◆ What is required ◆
Copy the following lines word for word, leaving out any pictures.

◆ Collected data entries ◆
==============================

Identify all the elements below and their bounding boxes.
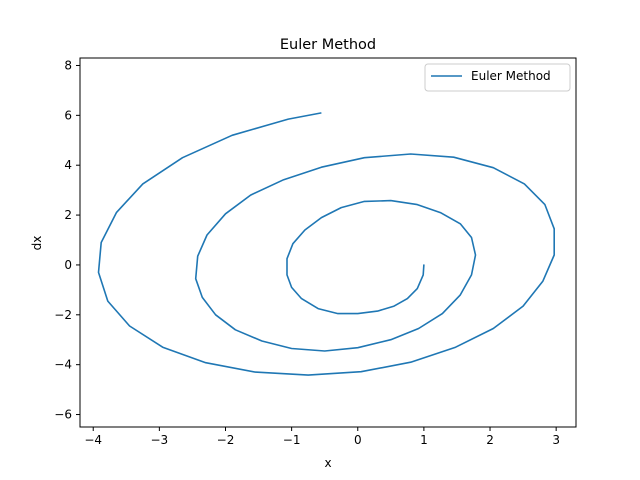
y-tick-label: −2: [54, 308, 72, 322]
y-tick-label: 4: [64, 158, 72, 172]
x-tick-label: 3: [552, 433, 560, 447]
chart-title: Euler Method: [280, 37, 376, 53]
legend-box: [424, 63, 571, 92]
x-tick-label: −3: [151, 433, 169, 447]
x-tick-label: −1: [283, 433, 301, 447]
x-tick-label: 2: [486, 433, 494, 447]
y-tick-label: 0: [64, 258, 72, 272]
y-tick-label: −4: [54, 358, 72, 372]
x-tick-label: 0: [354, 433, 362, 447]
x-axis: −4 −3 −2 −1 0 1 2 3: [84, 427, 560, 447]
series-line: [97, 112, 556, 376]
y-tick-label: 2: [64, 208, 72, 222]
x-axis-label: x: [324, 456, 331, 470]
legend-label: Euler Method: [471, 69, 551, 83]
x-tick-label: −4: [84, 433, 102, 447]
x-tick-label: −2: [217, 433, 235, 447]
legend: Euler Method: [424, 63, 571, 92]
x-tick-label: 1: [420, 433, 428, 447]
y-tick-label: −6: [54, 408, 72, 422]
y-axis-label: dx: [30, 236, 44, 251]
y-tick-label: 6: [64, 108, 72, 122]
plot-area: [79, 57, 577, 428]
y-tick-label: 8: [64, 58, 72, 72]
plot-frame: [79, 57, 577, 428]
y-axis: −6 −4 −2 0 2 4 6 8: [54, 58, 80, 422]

==============================

◆ Worked solution ◆
Identify all the elements below and their bounding boxes.
y-tick-label: −2: [54, 308, 72, 322]
y-tick-label: 4: [64, 158, 72, 172]
x-tick-label: 3: [552, 433, 560, 447]
chart-title: Euler Method: [280, 37, 376, 53]
legend-box: [424, 63, 571, 92]
x-tick-label: −3: [151, 433, 169, 447]
x-tick-label: −1: [283, 433, 301, 447]
x-tick-label: 2: [486, 433, 494, 447]
y-tick-label: 0: [64, 258, 72, 272]
y-tick-label: −4: [54, 358, 72, 372]
x-tick-label: 0: [354, 433, 362, 447]
x-axis: −4 −3 −2 −1 0 1 2 3: [84, 427, 560, 447]
series-line: [97, 112, 556, 376]
y-tick-label: 2: [64, 208, 72, 222]
x-axis-label: x: [324, 456, 331, 470]
legend-label: Euler Method: [471, 69, 551, 83]
x-tick-label: −4: [84, 433, 102, 447]
x-tick-label: −2: [217, 433, 235, 447]
legend: Euler Method: [424, 63, 571, 92]
x-tick-label: 1: [420, 433, 428, 447]
y-tick-label: −6: [54, 408, 72, 422]
y-axis-label: dx: [30, 236, 44, 251]
y-tick-label: 6: [64, 108, 72, 122]
plot-area: [79, 57, 577, 428]
y-tick-label: 8: [64, 58, 72, 72]
plot-frame: [79, 57, 577, 428]
y-axis: −6 −4 −2 0 2 4 6 8: [54, 58, 80, 422]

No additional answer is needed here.